• **The task**: Below are some records; give them all again exactly, but not the pictures.

• **Data provided**:
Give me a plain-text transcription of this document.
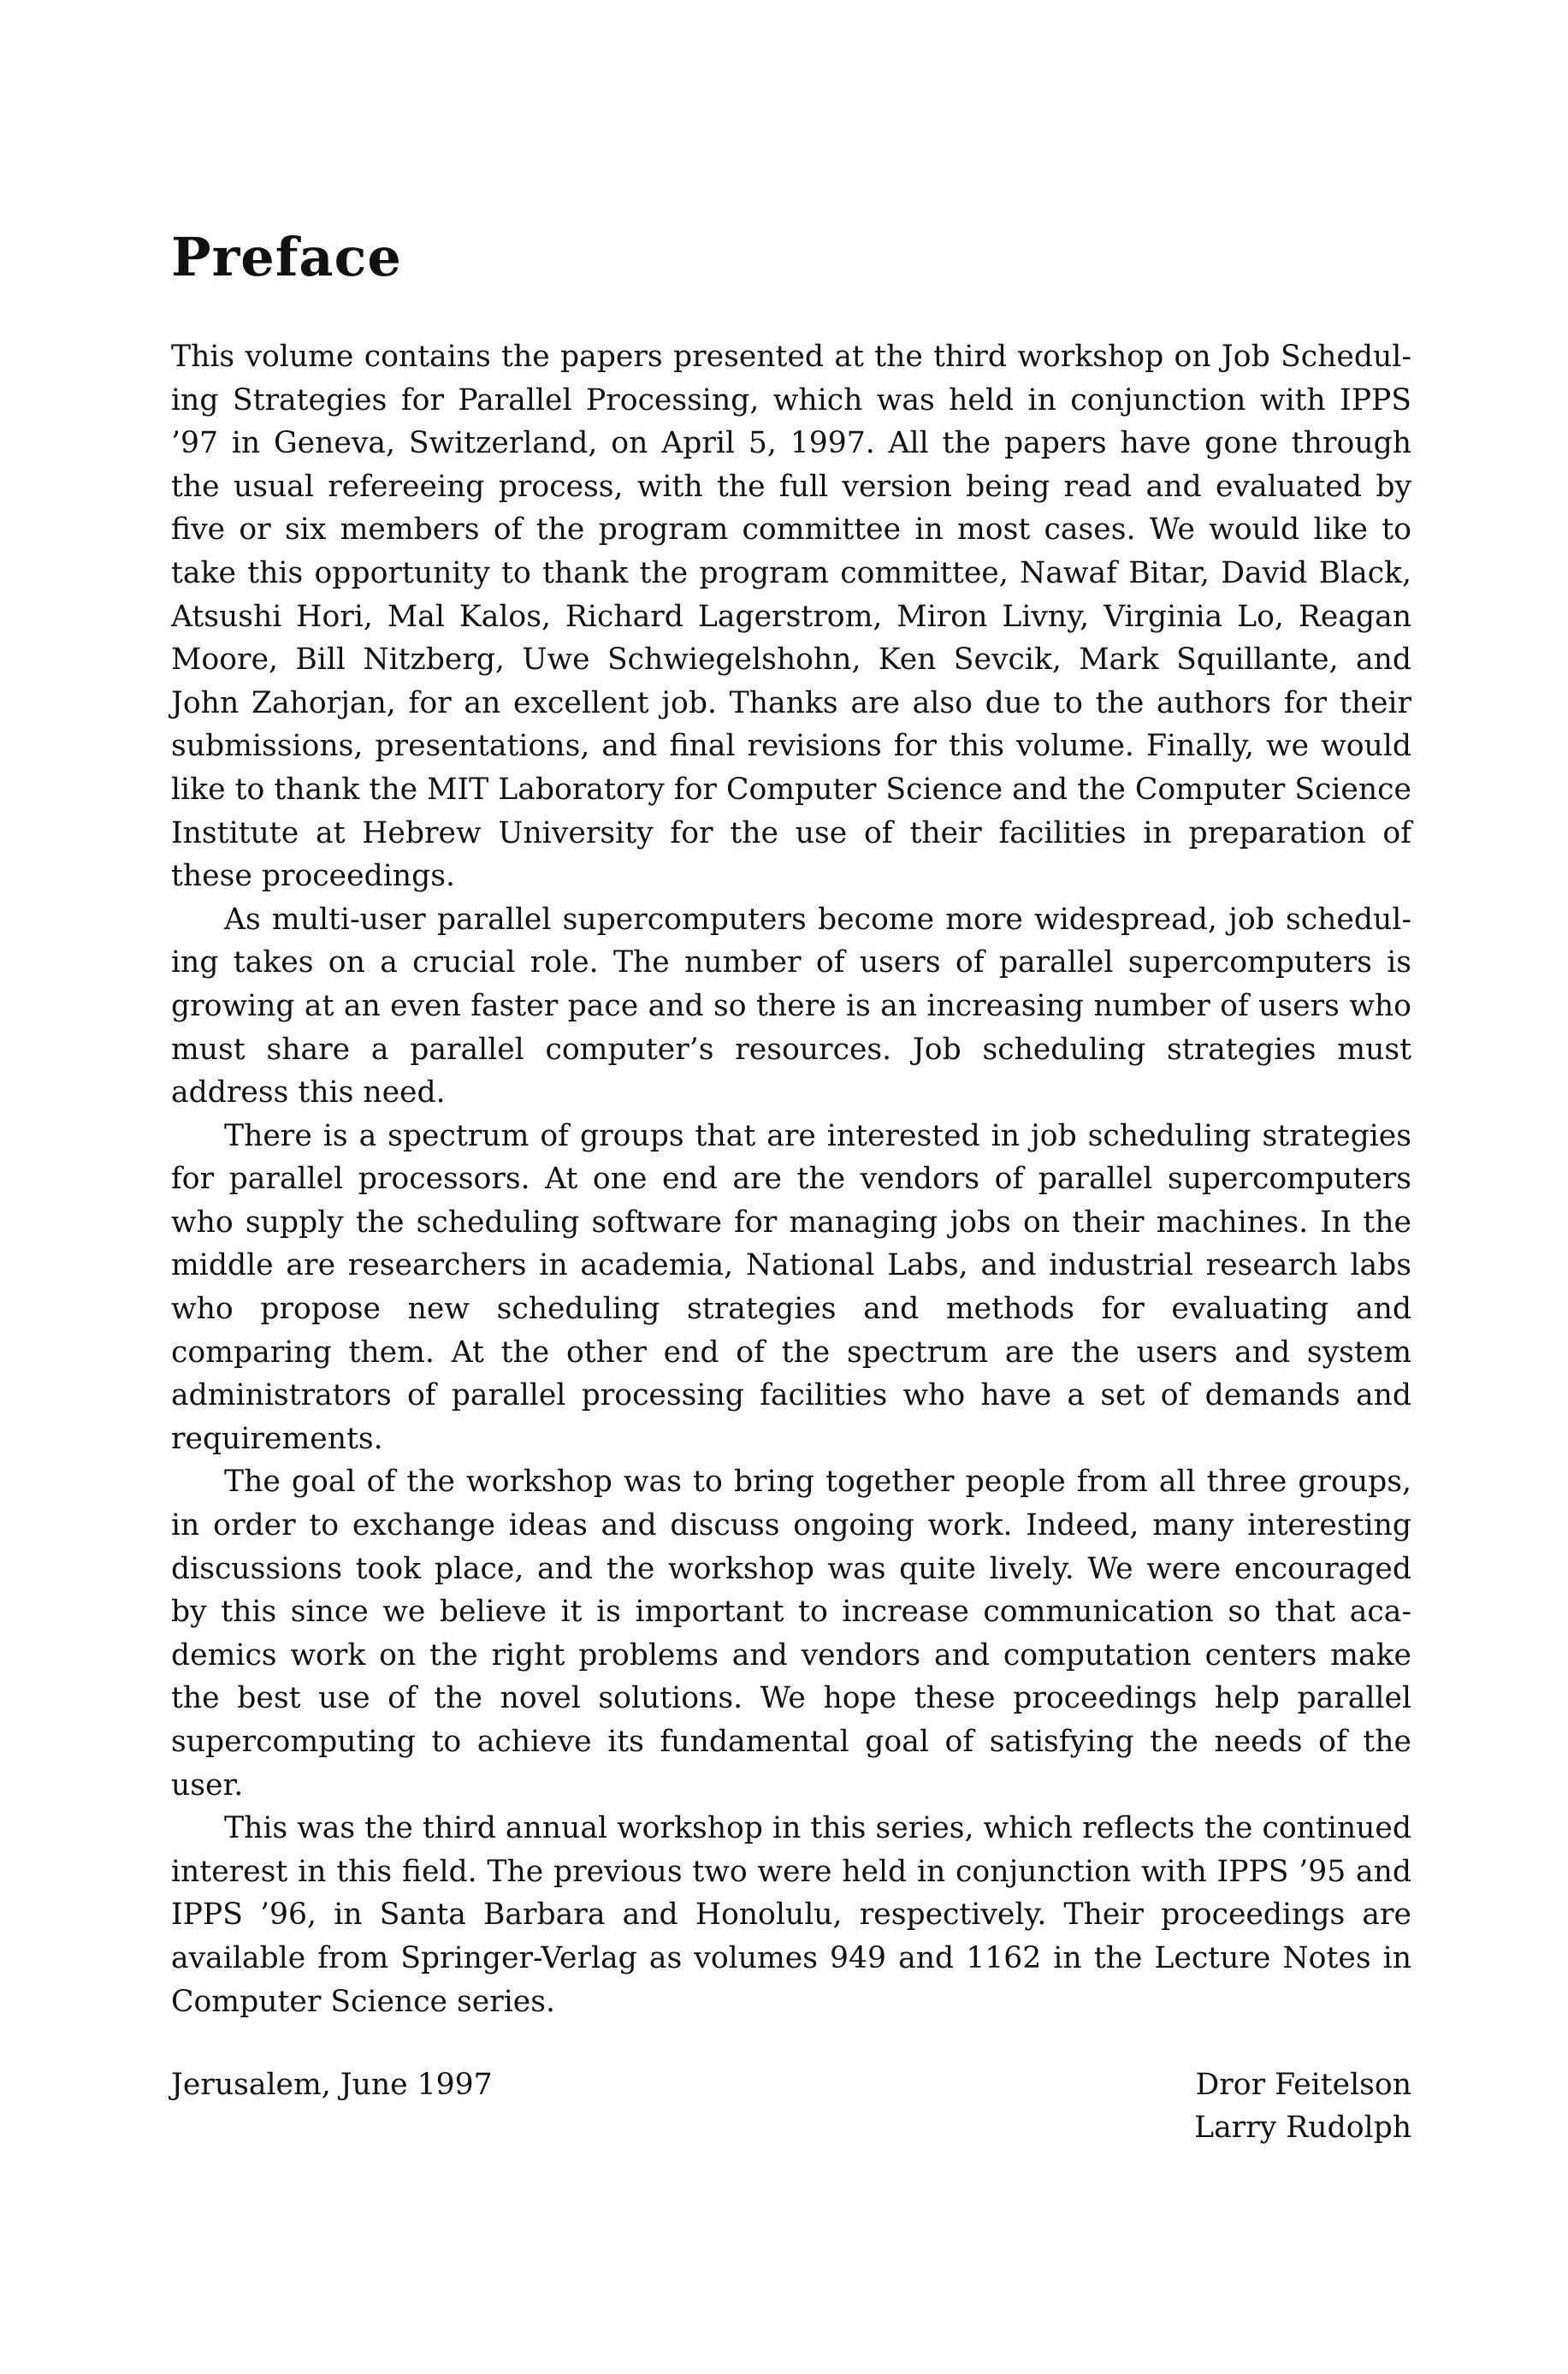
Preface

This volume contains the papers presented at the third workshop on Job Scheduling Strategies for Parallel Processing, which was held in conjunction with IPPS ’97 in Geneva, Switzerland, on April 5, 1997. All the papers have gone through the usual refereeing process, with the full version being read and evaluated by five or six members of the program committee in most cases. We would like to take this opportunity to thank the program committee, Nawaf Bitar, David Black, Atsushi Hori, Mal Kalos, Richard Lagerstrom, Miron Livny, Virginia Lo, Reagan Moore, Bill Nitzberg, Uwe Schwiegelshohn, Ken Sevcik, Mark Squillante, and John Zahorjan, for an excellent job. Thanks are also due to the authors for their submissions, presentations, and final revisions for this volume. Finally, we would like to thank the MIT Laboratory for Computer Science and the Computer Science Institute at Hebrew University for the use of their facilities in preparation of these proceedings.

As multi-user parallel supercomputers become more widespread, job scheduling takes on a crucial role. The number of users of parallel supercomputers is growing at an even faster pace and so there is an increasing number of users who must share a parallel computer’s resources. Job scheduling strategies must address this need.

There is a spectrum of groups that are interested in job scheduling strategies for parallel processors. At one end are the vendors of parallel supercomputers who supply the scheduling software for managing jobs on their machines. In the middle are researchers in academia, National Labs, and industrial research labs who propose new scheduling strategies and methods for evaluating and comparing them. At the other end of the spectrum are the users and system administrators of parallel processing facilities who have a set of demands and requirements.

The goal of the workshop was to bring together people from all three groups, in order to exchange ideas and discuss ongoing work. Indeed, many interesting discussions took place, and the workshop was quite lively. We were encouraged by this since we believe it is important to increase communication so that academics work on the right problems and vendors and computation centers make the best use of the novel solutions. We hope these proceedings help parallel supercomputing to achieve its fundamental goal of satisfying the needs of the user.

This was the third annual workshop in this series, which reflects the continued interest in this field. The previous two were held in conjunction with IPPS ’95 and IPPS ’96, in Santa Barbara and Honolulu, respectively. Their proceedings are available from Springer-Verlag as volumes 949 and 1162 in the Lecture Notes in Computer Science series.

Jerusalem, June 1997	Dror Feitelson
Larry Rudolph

• **Result**:
Give me a plain-text transcription of this document.
Preface

This volume contains the papers presented at the third workshop on Job Scheduling Strategies for Parallel Processing, which was held in conjunction with IPPS ’97 in Geneva, Switzerland, on April 5, 1997. All the papers have gone through the usual refereeing process, with the full version being read and evaluated by five or six members of the program committee in most cases. We would like to take this opportunity to thank the program committee, Nawaf Bitar, David Black, Atsushi Hori, Mal Kalos, Richard Lagerstrom, Miron Livny, Virginia Lo, Reagan Moore, Bill Nitzberg, Uwe Schwiegelshohn, Ken Sevcik, Mark Squillante, and John Zahorjan, for an excellent job. Thanks are also due to the authors for their submissions, presentations, and final revisions for this volume. Finally, we would like to thank the MIT Laboratory for Computer Science and the Computer Science Institute at Hebrew University for the use of their facilities in preparation of these proceedings.

As multi-user parallel supercomputers become more widespread, job scheduling takes on a crucial role. The number of users of parallel supercomputers is growing at an even faster pace and so there is an increasing number of users who must share a parallel computer’s resources. Job scheduling strategies must address this need.

There is a spectrum of groups that are interested in job scheduling strategies for parallel processors. At one end are the vendors of parallel supercomputers who supply the scheduling software for managing jobs on their machines. In the middle are researchers in academia, National Labs, and industrial research labs who propose new scheduling strategies and methods for evaluating and comparing them. At the other end of the spectrum are the users and system administrators of parallel processing facilities who have a set of demands and requirements.

The goal of the workshop was to bring together people from all three groups, in order to exchange ideas and discuss ongoing work. Indeed, many interesting discussions took place, and the workshop was quite lively. We were encouraged by this since we believe it is important to increase communication so that academics work on the right problems and vendors and computation centers make the best use of the novel solutions. We hope these proceedings help parallel supercomputing to achieve its fundamental goal of satisfying the needs of the user.

This was the third annual workshop in this series, which reflects the continued interest in this field. The previous two were held in conjunction with IPPS ’95 and IPPS ’96, in Santa Barbara and Honolulu, respectively. Their proceedings are available from Springer-Verlag as volumes 949 and 1162 in the Lecture Notes in Computer Science series.

Jerusalem, June 1997	Dror Feitelson
Larry Rudolph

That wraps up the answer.